_DESCRIPTION OF THE TASK_:
Can you pull out each line of the data below that includes the word "осуществлению"?

_DATASET RECORDS_:
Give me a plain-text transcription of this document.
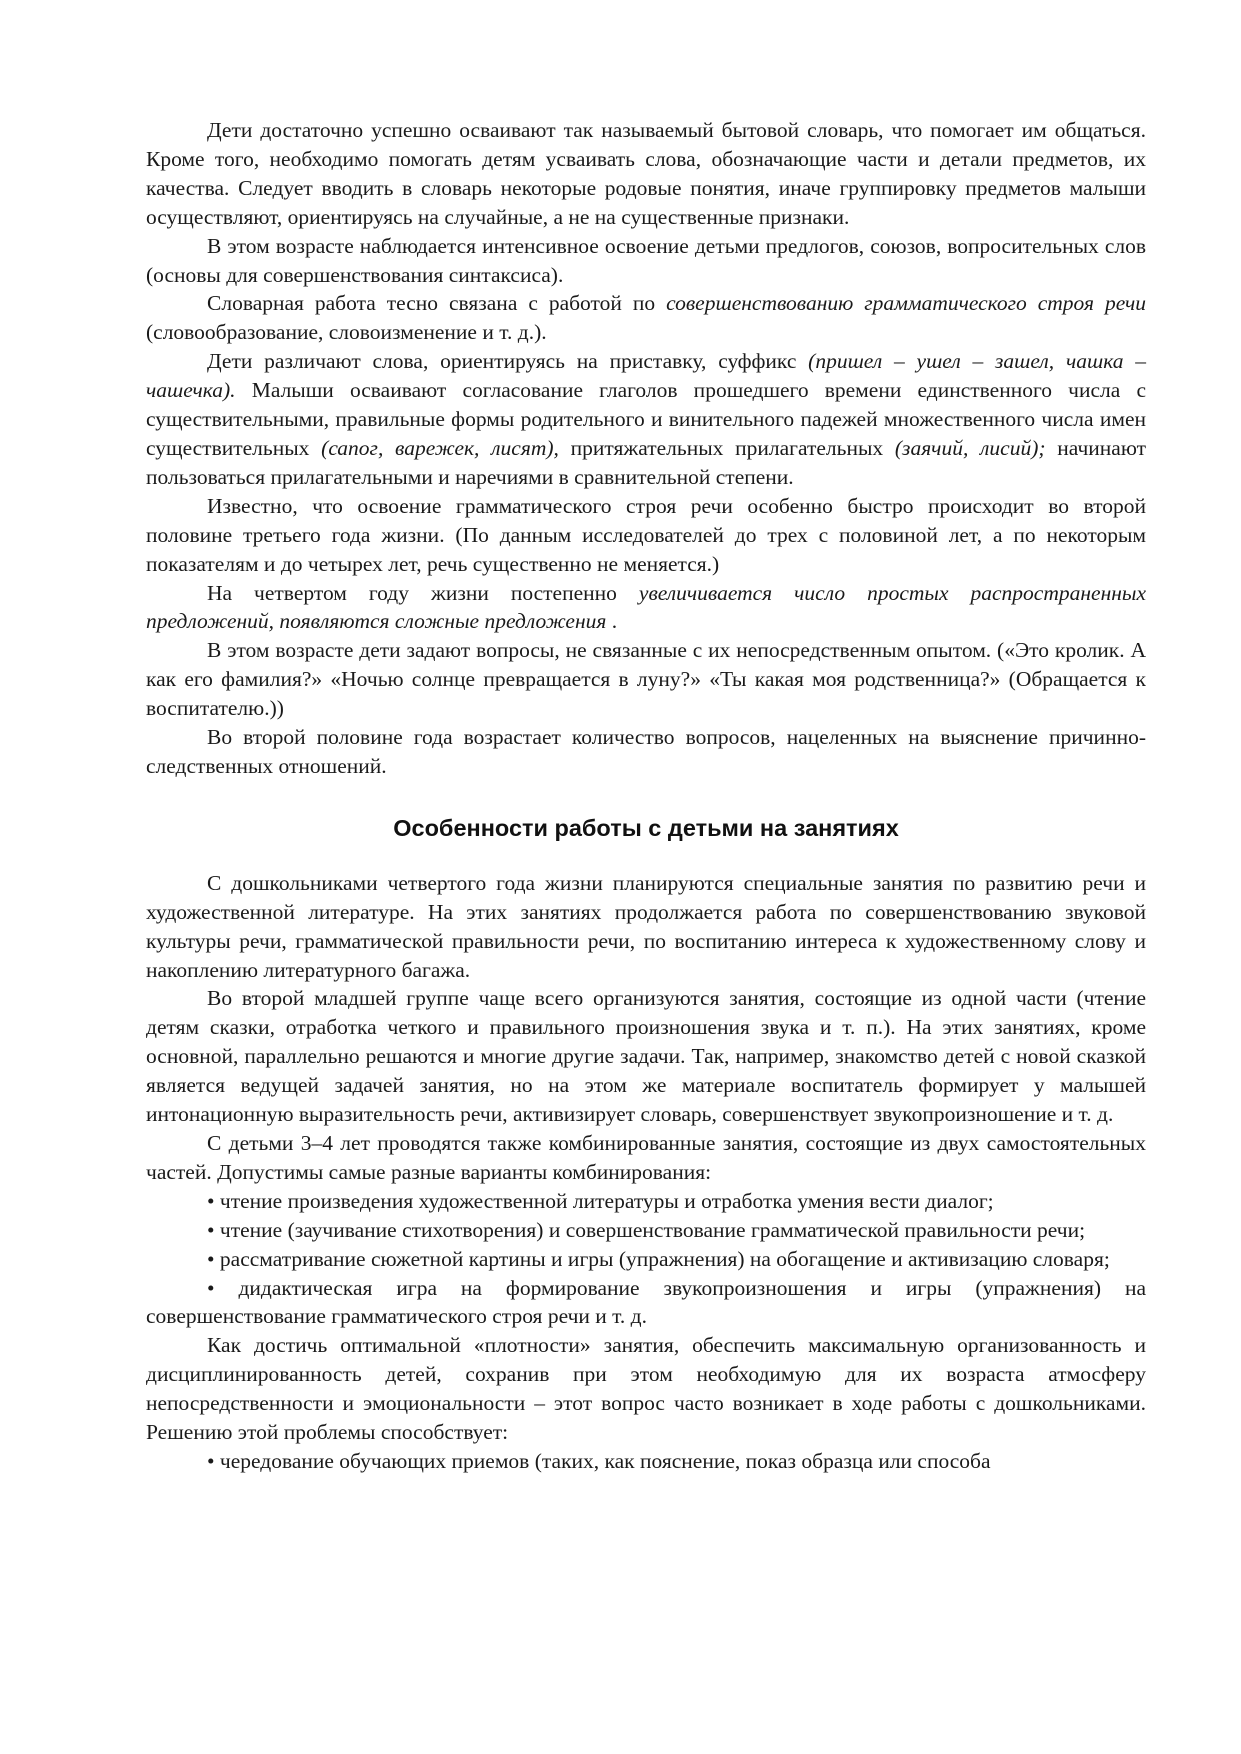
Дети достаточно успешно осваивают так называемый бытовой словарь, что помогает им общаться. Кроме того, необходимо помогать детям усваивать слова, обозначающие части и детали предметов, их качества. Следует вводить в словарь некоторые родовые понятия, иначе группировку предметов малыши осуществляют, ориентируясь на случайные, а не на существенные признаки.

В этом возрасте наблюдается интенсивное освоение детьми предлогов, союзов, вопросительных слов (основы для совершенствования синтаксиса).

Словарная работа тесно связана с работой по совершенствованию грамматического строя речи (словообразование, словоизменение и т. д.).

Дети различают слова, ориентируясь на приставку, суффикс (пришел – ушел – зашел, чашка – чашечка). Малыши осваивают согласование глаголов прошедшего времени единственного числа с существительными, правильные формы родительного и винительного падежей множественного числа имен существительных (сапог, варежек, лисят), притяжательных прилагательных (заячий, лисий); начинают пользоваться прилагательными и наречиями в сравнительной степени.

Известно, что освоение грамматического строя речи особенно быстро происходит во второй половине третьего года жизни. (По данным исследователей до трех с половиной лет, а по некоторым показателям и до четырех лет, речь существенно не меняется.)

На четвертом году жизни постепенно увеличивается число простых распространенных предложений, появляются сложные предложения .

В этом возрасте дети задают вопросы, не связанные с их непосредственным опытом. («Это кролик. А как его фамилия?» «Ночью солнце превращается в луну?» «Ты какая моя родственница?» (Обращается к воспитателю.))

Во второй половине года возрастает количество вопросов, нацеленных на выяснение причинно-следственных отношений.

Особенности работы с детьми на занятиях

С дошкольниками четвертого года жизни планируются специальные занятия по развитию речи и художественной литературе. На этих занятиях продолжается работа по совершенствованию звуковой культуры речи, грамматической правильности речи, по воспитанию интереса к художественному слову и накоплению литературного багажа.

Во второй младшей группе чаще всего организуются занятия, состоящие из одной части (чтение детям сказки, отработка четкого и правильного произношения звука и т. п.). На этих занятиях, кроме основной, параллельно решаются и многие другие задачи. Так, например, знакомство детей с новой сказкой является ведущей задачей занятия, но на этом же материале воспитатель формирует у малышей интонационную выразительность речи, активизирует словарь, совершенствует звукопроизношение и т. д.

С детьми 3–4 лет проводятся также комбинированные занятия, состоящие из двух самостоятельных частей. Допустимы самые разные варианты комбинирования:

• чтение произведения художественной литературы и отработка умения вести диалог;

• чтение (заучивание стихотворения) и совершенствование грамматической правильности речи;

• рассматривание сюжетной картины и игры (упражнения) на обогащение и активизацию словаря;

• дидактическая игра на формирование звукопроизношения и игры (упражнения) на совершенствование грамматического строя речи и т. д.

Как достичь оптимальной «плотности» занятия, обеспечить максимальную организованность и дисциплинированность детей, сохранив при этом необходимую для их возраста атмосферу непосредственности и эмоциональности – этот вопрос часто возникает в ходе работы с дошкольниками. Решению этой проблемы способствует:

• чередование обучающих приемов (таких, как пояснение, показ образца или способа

==

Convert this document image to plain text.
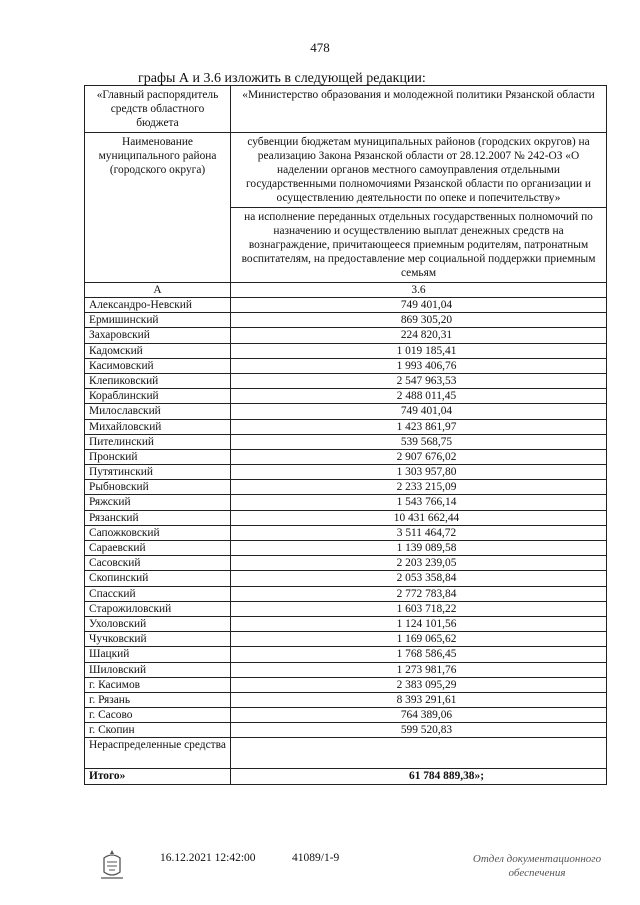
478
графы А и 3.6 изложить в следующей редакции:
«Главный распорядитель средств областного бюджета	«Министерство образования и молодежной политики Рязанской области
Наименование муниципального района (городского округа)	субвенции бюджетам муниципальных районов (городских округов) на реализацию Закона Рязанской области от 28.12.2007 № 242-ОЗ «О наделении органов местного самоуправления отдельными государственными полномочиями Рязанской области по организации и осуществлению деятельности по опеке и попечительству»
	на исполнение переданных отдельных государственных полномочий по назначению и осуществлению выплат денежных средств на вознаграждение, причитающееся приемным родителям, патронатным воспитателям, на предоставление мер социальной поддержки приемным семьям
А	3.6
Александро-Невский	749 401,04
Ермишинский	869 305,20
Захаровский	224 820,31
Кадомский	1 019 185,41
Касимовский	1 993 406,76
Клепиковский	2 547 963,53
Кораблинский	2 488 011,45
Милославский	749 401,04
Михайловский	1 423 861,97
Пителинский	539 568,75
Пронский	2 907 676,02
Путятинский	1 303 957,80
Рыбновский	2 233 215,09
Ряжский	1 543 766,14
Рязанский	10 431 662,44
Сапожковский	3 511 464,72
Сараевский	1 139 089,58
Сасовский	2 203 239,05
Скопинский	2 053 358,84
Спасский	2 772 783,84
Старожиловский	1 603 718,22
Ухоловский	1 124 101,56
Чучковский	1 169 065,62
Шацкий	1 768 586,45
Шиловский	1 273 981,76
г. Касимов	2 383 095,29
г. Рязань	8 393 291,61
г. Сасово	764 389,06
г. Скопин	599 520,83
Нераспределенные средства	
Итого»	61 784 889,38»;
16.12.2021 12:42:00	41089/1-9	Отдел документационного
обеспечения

==

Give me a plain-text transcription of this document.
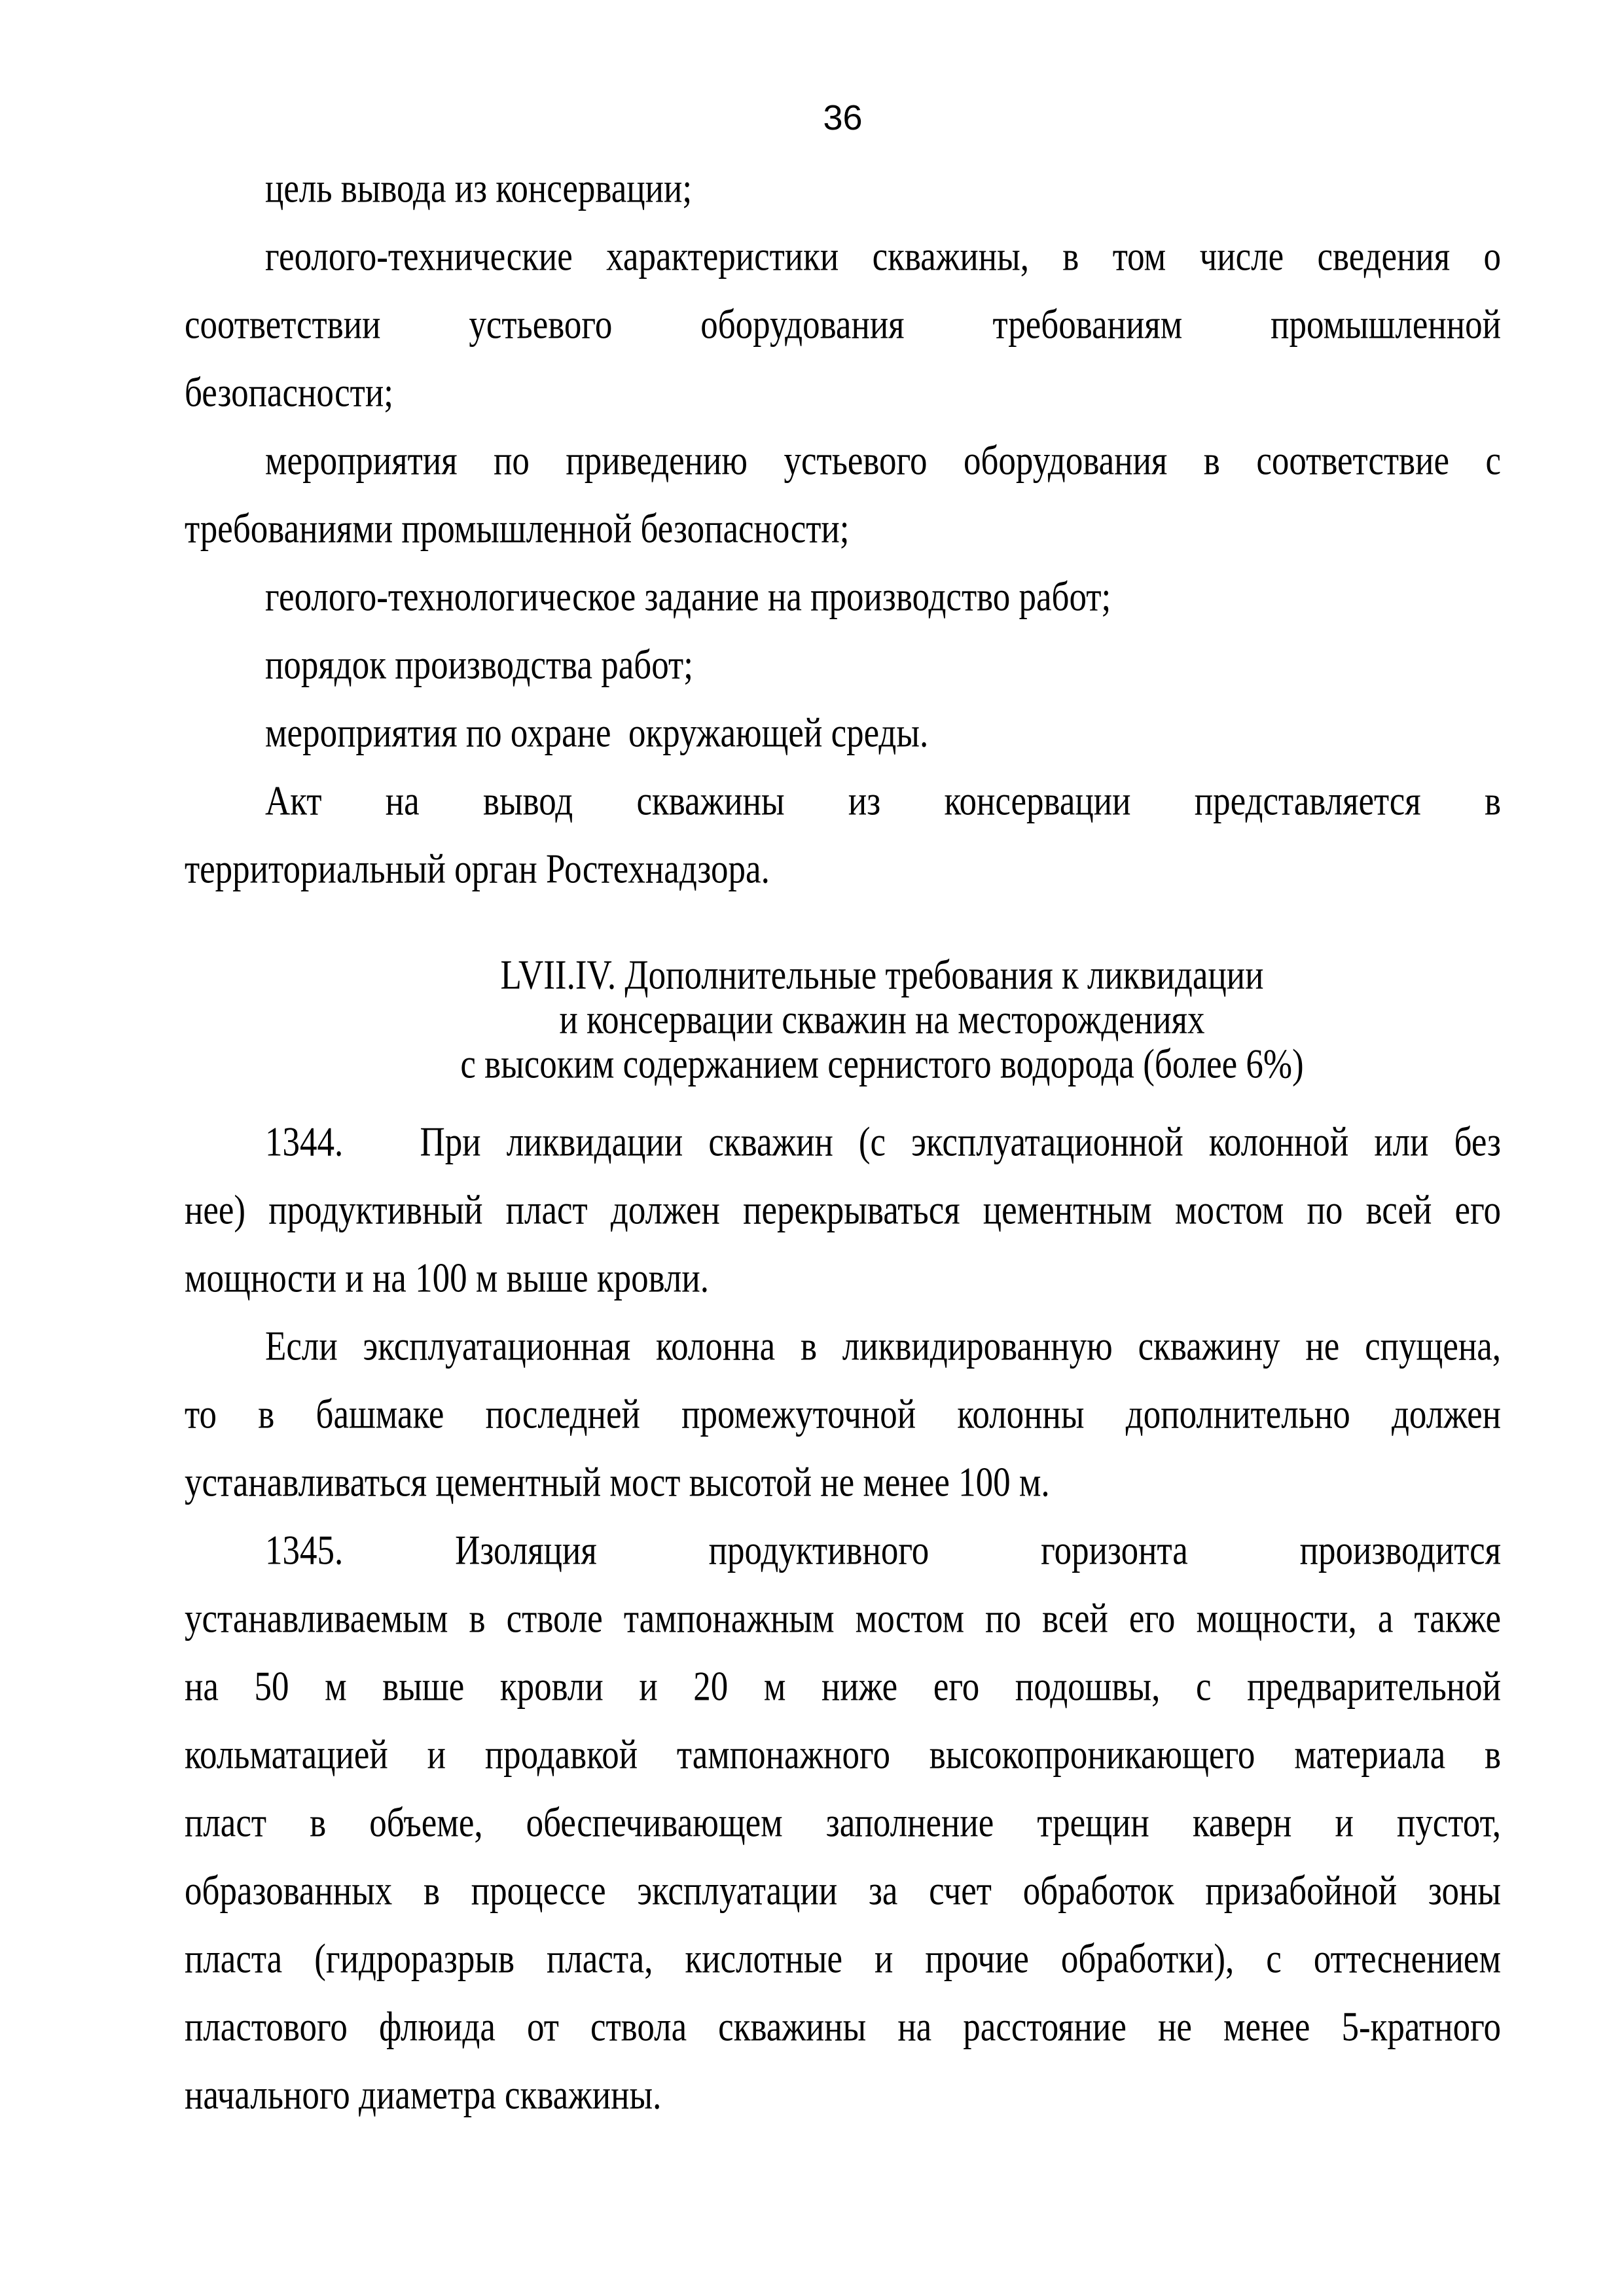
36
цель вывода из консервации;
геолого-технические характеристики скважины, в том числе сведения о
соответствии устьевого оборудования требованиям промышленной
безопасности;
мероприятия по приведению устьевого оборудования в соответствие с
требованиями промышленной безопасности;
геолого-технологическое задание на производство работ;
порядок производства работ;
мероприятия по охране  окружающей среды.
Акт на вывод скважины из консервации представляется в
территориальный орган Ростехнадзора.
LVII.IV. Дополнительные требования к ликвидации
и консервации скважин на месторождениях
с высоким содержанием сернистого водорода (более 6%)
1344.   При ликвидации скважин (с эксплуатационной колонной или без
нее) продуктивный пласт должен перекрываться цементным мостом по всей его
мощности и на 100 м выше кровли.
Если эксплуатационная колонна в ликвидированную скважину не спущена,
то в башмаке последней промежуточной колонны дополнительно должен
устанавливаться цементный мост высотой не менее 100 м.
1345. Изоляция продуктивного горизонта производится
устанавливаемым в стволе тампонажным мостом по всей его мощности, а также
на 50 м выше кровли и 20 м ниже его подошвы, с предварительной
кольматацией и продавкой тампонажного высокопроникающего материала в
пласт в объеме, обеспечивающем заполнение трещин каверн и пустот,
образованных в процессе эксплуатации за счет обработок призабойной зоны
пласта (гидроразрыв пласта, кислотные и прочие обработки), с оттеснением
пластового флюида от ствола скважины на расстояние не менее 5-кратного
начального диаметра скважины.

_FULL OUTPUT_:
Наименование муниципального района (городского округа)	субвенции бюджетам муниципальных районов (городских округов) на реализацию Закона Рязанской области от 28.12.2007 № 242-ОЗ «О наделении органов местного самоуправления отдельными государственными полномочиями Рязанской области по организации и осуществлению деятельности по опеке и попечительству»
	на исполнение переданных отдельных государственных полномочий по назначению и осуществлению выплат денежных средств на вознаграждение, причитающееся приемным родителям, патронатным воспитателям, на предоставление мер социальной поддержки приемным семьям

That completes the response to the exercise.